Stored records
-*-*-

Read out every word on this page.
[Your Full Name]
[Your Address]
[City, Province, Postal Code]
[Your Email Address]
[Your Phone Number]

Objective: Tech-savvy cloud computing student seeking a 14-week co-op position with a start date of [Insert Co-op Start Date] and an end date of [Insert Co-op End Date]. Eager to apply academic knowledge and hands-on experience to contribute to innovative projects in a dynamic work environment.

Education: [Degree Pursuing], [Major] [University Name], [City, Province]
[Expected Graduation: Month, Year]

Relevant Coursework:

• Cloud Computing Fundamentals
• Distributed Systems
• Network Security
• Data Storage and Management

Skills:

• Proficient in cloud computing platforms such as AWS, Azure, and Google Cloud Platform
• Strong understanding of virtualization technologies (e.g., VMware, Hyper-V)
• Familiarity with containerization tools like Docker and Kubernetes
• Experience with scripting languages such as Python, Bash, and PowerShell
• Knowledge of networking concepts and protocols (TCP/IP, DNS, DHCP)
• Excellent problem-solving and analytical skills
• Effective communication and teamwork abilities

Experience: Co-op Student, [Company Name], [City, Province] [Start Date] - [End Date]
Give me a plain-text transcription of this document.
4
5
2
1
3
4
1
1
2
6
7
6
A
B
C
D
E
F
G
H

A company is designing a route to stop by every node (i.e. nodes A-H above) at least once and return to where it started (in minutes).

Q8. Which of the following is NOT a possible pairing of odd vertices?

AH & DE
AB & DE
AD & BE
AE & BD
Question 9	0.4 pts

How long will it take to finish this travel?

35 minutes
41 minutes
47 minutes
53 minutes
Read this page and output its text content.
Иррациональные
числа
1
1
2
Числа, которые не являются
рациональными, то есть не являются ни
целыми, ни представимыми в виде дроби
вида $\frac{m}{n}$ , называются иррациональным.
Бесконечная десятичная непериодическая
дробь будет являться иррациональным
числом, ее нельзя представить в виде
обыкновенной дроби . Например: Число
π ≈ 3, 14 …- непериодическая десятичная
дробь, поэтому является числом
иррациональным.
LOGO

-*-*-

__Exercise brief__:
Give again, word for word, every line from the one holding "Read this page and output its text content." to the end of the data.

__Task response__:
Read this page and output its text content.
Иррациональные
числа
1
1
2
Числа, которые не являются
рациональными, то есть не являются ни
целыми, ни представимыми в виде дроби
вида $\frac{m}{n}$ , называются иррациональным.
Бесконечная десятичная непериодическая
дробь будет являться иррациональным
числом, ее нельзя представить в виде
обыкновенной дроби . Например: Число
π ≈ 3, 14 …- непериодическая десятичная
дробь, поэтому является числом
иррациональным.
LOGO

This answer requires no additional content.